● **Stated goal**
Pick out every line of the records that contains the string "item", matching case exactly, and copy each one.

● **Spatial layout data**

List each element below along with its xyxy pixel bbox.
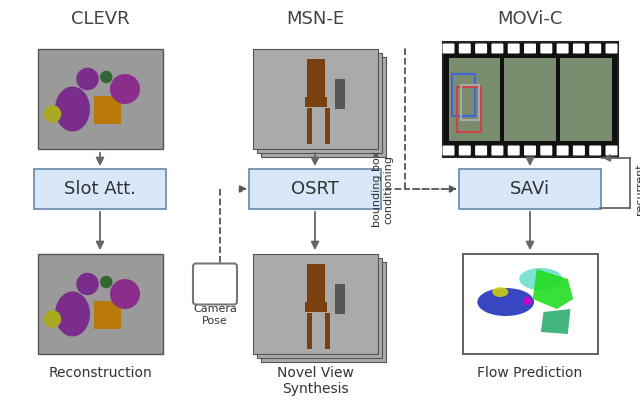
FancyBboxPatch shape — [524, 146, 536, 155]
Bar — [38, 254, 163, 354]
Polygon shape — [541, 309, 570, 334]
Bar — [325, 313, 330, 349]
Bar — [325, 108, 330, 144]
FancyBboxPatch shape — [557, 146, 568, 155]
Circle shape — [110, 279, 140, 309]
Text: Flow Prediction: Flow Prediction — [477, 366, 582, 380]
Text: CLEVR: CLEVR — [70, 10, 129, 28]
Bar — [260, 262, 385, 362]
Bar — [38, 49, 163, 149]
FancyBboxPatch shape — [34, 169, 166, 209]
Ellipse shape — [492, 287, 508, 297]
Bar — [307, 313, 312, 349]
FancyBboxPatch shape — [605, 146, 618, 155]
Text: bounding box
conditioning: bounding box conditioning — [372, 151, 394, 227]
FancyBboxPatch shape — [475, 146, 487, 155]
Text: Camera
Pose: Camera Pose — [193, 304, 237, 326]
Text: MSN-E: MSN-E — [286, 10, 344, 28]
Circle shape — [44, 105, 61, 123]
Bar — [463, 254, 598, 354]
Bar — [257, 258, 381, 358]
Polygon shape — [532, 269, 573, 309]
Bar — [461, 85, 479, 120]
FancyBboxPatch shape — [557, 43, 568, 54]
Ellipse shape — [55, 292, 90, 337]
FancyBboxPatch shape — [508, 43, 520, 54]
Bar — [305, 302, 327, 312]
FancyBboxPatch shape — [573, 146, 585, 155]
Circle shape — [44, 310, 61, 328]
FancyBboxPatch shape — [573, 43, 585, 54]
FancyBboxPatch shape — [605, 43, 618, 54]
Text: MOVi-C: MOVi-C — [497, 10, 563, 28]
FancyBboxPatch shape — [540, 146, 552, 155]
Bar — [93, 301, 121, 329]
Bar — [253, 49, 378, 149]
FancyBboxPatch shape — [442, 146, 454, 155]
Text: Novel View
Synthesis: Novel View Synthesis — [276, 366, 353, 396]
FancyBboxPatch shape — [459, 146, 471, 155]
Text: Slot Att.: Slot Att. — [64, 180, 136, 198]
Ellipse shape — [519, 268, 563, 290]
Text: OSRT: OSRT — [291, 180, 339, 198]
Bar — [456, 87, 481, 132]
Bar — [307, 108, 312, 144]
FancyBboxPatch shape — [524, 43, 536, 54]
Bar — [307, 59, 325, 97]
Bar — [504, 58, 556, 141]
FancyBboxPatch shape — [589, 146, 601, 155]
Bar — [335, 284, 345, 314]
FancyBboxPatch shape — [193, 263, 237, 304]
Bar — [257, 53, 381, 153]
Bar — [93, 96, 121, 124]
FancyBboxPatch shape — [249, 169, 381, 209]
Text: SAVi: SAVi — [510, 180, 550, 198]
Ellipse shape — [55, 86, 90, 132]
Bar — [253, 254, 378, 354]
Text: Reconstruction: Reconstruction — [48, 366, 152, 380]
Circle shape — [524, 297, 531, 305]
FancyBboxPatch shape — [508, 146, 520, 155]
Bar — [260, 57, 385, 157]
Ellipse shape — [477, 288, 534, 316]
Bar — [560, 58, 611, 141]
Text: recurrent: recurrent — [635, 163, 640, 215]
Bar — [442, 41, 618, 157]
FancyBboxPatch shape — [540, 43, 552, 54]
FancyBboxPatch shape — [459, 169, 601, 209]
FancyBboxPatch shape — [442, 43, 454, 54]
FancyBboxPatch shape — [492, 146, 504, 155]
Circle shape — [100, 276, 113, 288]
Bar — [307, 264, 325, 302]
Circle shape — [110, 74, 140, 104]
Circle shape — [76, 68, 99, 90]
FancyBboxPatch shape — [492, 43, 504, 54]
FancyBboxPatch shape — [459, 43, 471, 54]
Bar — [335, 79, 345, 109]
Circle shape — [76, 273, 99, 295]
Circle shape — [100, 71, 113, 83]
Bar — [449, 58, 500, 141]
FancyBboxPatch shape — [589, 43, 601, 54]
Bar — [451, 74, 475, 116]
FancyBboxPatch shape — [475, 43, 487, 54]
Bar — [305, 97, 327, 107]
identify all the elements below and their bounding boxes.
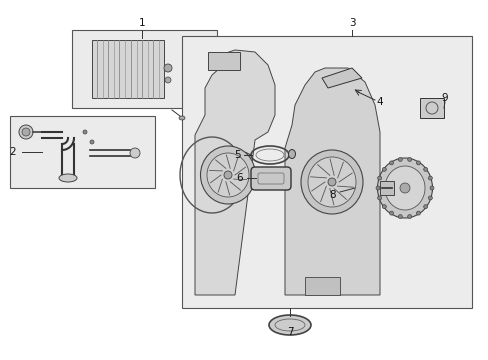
Text: 9: 9 (441, 93, 447, 103)
Ellipse shape (423, 167, 427, 171)
Ellipse shape (22, 128, 30, 136)
Ellipse shape (164, 77, 171, 83)
Bar (207, 52, 240, 70)
Bar (305, 277, 339, 295)
Ellipse shape (427, 176, 431, 180)
Ellipse shape (377, 196, 381, 200)
Ellipse shape (206, 153, 248, 197)
Ellipse shape (416, 211, 420, 215)
Ellipse shape (423, 204, 427, 209)
Ellipse shape (377, 176, 381, 180)
Ellipse shape (19, 125, 33, 139)
Bar (92, 40, 163, 98)
Bar (419, 98, 443, 118)
Ellipse shape (382, 167, 386, 171)
Ellipse shape (327, 178, 335, 186)
Ellipse shape (384, 166, 424, 210)
Ellipse shape (59, 174, 77, 182)
Ellipse shape (224, 171, 231, 179)
Ellipse shape (83, 130, 87, 134)
Ellipse shape (90, 140, 94, 144)
Bar (10, 116, 155, 188)
Text: 4: 4 (376, 97, 383, 107)
Ellipse shape (398, 157, 402, 161)
Ellipse shape (288, 149, 295, 158)
Bar (182, 36, 471, 308)
Bar (72, 30, 217, 108)
Ellipse shape (416, 161, 420, 165)
Ellipse shape (389, 211, 393, 215)
Polygon shape (285, 68, 379, 295)
Ellipse shape (163, 64, 172, 72)
Text: 5: 5 (234, 150, 241, 160)
Ellipse shape (301, 150, 362, 214)
Ellipse shape (399, 183, 409, 193)
FancyBboxPatch shape (250, 167, 290, 190)
Ellipse shape (389, 161, 393, 165)
Ellipse shape (200, 146, 255, 204)
Ellipse shape (130, 148, 140, 158)
Text: 6: 6 (236, 173, 243, 183)
Ellipse shape (429, 186, 433, 190)
Polygon shape (195, 50, 274, 295)
Bar (379, 181, 393, 195)
Text: 1: 1 (139, 18, 145, 28)
Ellipse shape (179, 116, 184, 120)
Ellipse shape (407, 157, 411, 161)
Ellipse shape (427, 196, 431, 200)
Text: 7: 7 (286, 327, 293, 337)
Ellipse shape (377, 158, 431, 218)
Text: 8: 8 (329, 190, 336, 200)
Ellipse shape (375, 186, 379, 190)
Ellipse shape (407, 215, 411, 219)
Ellipse shape (307, 157, 355, 207)
Polygon shape (321, 68, 361, 88)
Ellipse shape (398, 215, 402, 219)
Text: 2: 2 (10, 147, 16, 157)
Ellipse shape (382, 204, 386, 209)
Ellipse shape (268, 315, 310, 335)
Text: 3: 3 (348, 18, 355, 28)
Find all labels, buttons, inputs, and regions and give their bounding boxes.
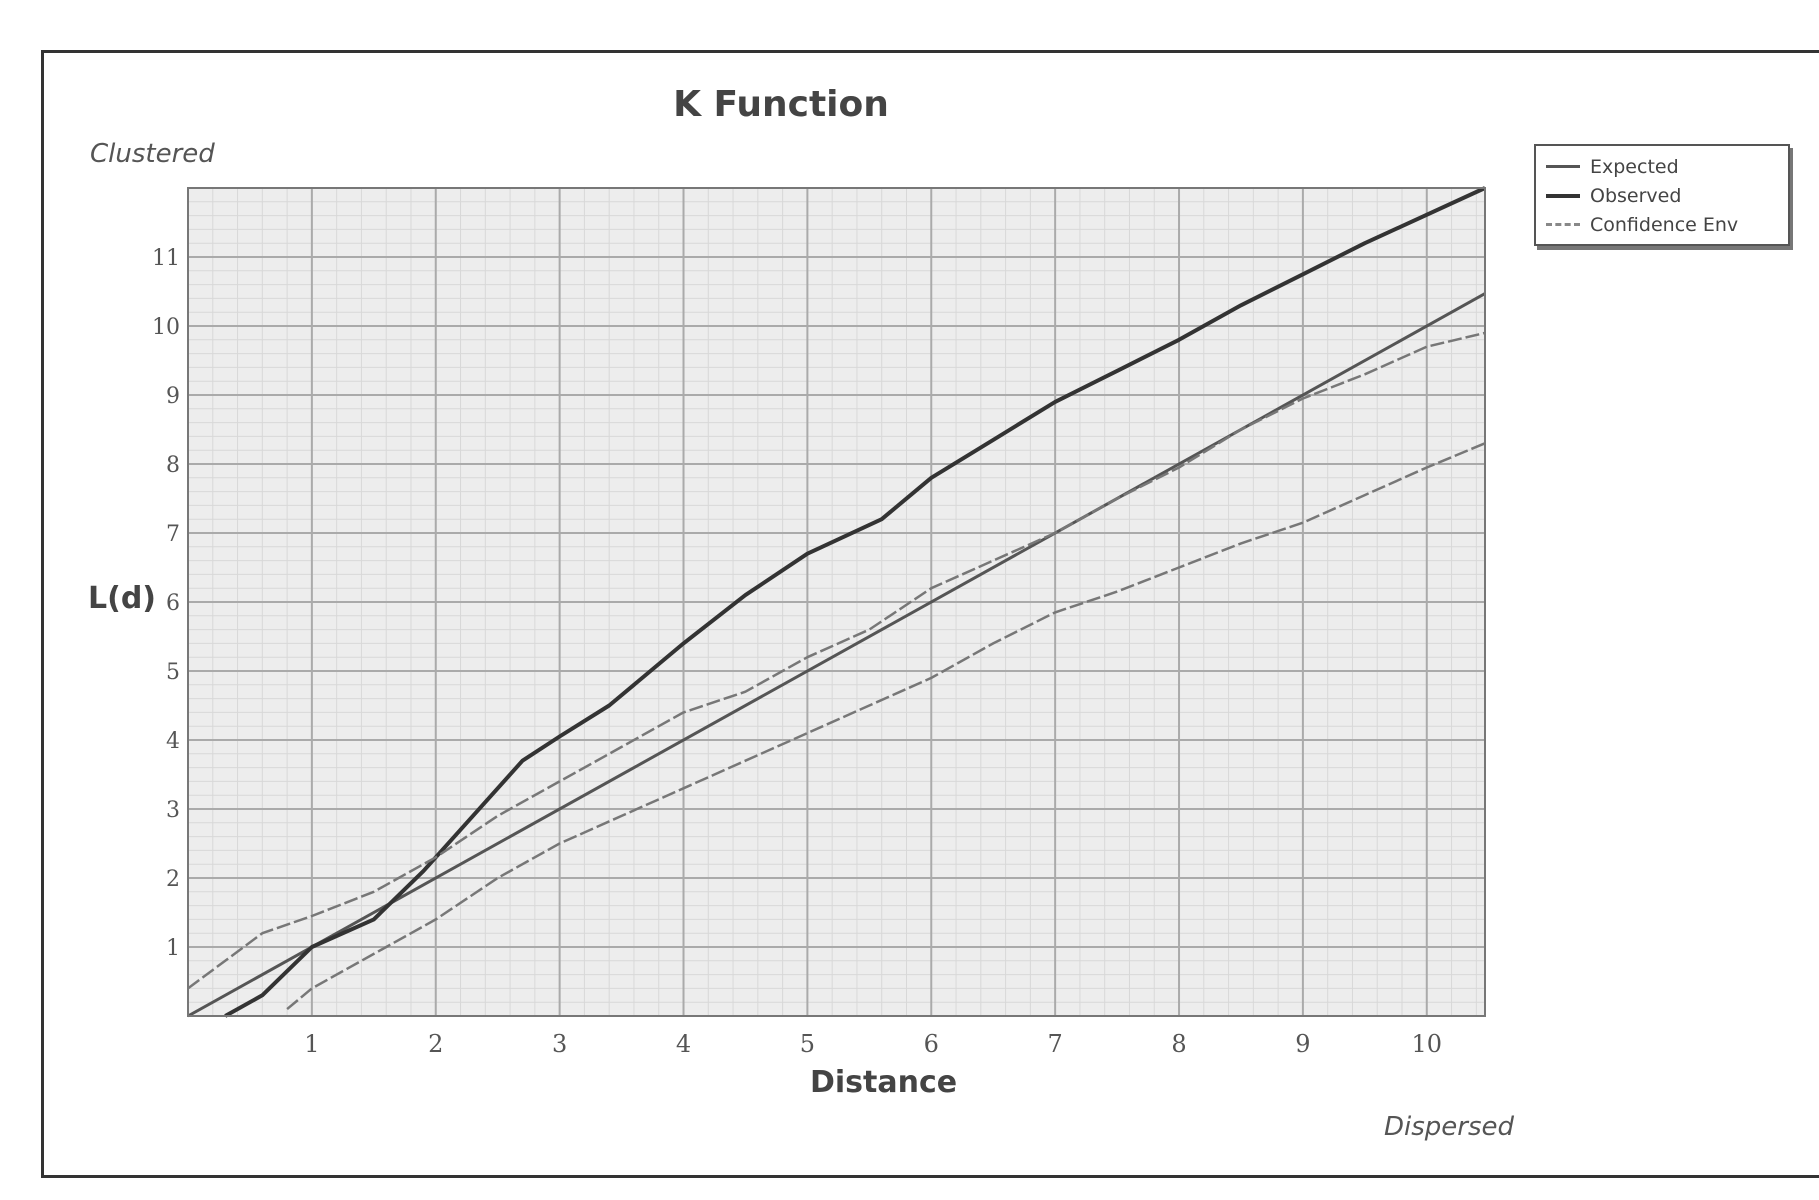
series-line-expected-0 [187, 292, 1486, 1018]
y-tick-label: 7 [166, 522, 180, 547]
x-tick-label: 5 [800, 1030, 815, 1058]
x-tick-label: 1 [304, 1030, 319, 1058]
legend-swatch [1546, 165, 1580, 168]
dispersed-annotation: Dispersed [1384, 1112, 1515, 1142]
chart-frame: K Function Clustered Dispersed L(d) Dist… [41, 50, 1819, 1178]
plot-border [187, 187, 1486, 1017]
y-tick-label: 3 [166, 798, 180, 823]
x-tick-label: 8 [1171, 1030, 1186, 1058]
y-tick-label: 5 [166, 660, 180, 685]
legend-item-confidence: Confidence Env [1546, 210, 1778, 239]
x-tick-label: 7 [1048, 1030, 1063, 1058]
y-tick-label: 9 [166, 384, 180, 409]
series-line-confidence-env-3 [286, 442, 1486, 1011]
legend-item-observed: Observed [1546, 181, 1778, 210]
y-tick-label: 8 [166, 453, 180, 478]
x-tick-label: 10 [1412, 1030, 1443, 1058]
series-line-observed-1 [224, 186, 1486, 1018]
y-tick-label: 11 [152, 246, 180, 271]
y-tick-label: 2 [166, 867, 180, 892]
legend-label: Expected [1590, 155, 1679, 178]
legend-swatch [1546, 223, 1580, 226]
legend-item-expected: Expected [1546, 152, 1778, 181]
x-tick-label: 3 [552, 1030, 567, 1058]
y-tick-label: 4 [166, 729, 180, 754]
y-tick-label: 10 [152, 315, 180, 340]
x-tick-label: 6 [924, 1030, 939, 1058]
legend-swatch [1546, 193, 1580, 198]
x-tick-label: 4 [676, 1030, 691, 1058]
legend-label: Observed [1590, 184, 1682, 207]
x-tick-label: 9 [1295, 1030, 1310, 1058]
legend-label: Confidence Env [1590, 213, 1739, 236]
y-tick-label: 6 [166, 591, 180, 616]
chart-title: K Function [673, 84, 889, 125]
series-line-confidence-env-2 [187, 331, 1486, 990]
y-axis-label: L(d) [88, 581, 157, 616]
x-tick-label: 2 [428, 1030, 443, 1058]
legend: Expected Observed Confidence Env [1534, 144, 1790, 246]
x-axis-label: Distance [810, 1065, 958, 1100]
clustered-annotation: Clustered [90, 139, 215, 169]
y-tick-label: 1 [166, 936, 180, 961]
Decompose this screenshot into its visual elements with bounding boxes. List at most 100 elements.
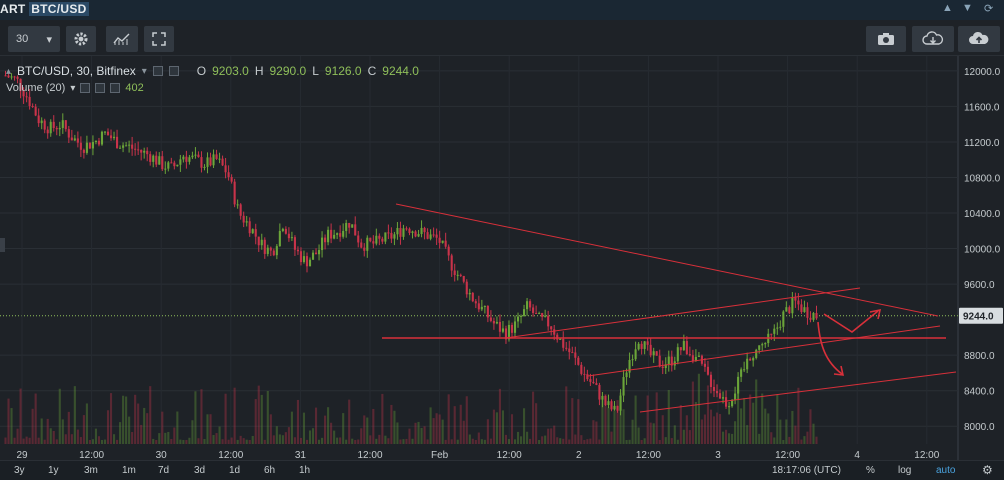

● **The answer**
legend-item-confidence: Confidence Env [1546, 210, 1778, 239]
legend-item-observed: Observed [1546, 181, 1778, 210]
legend-item-expected: Expected [1546, 152, 1778, 181]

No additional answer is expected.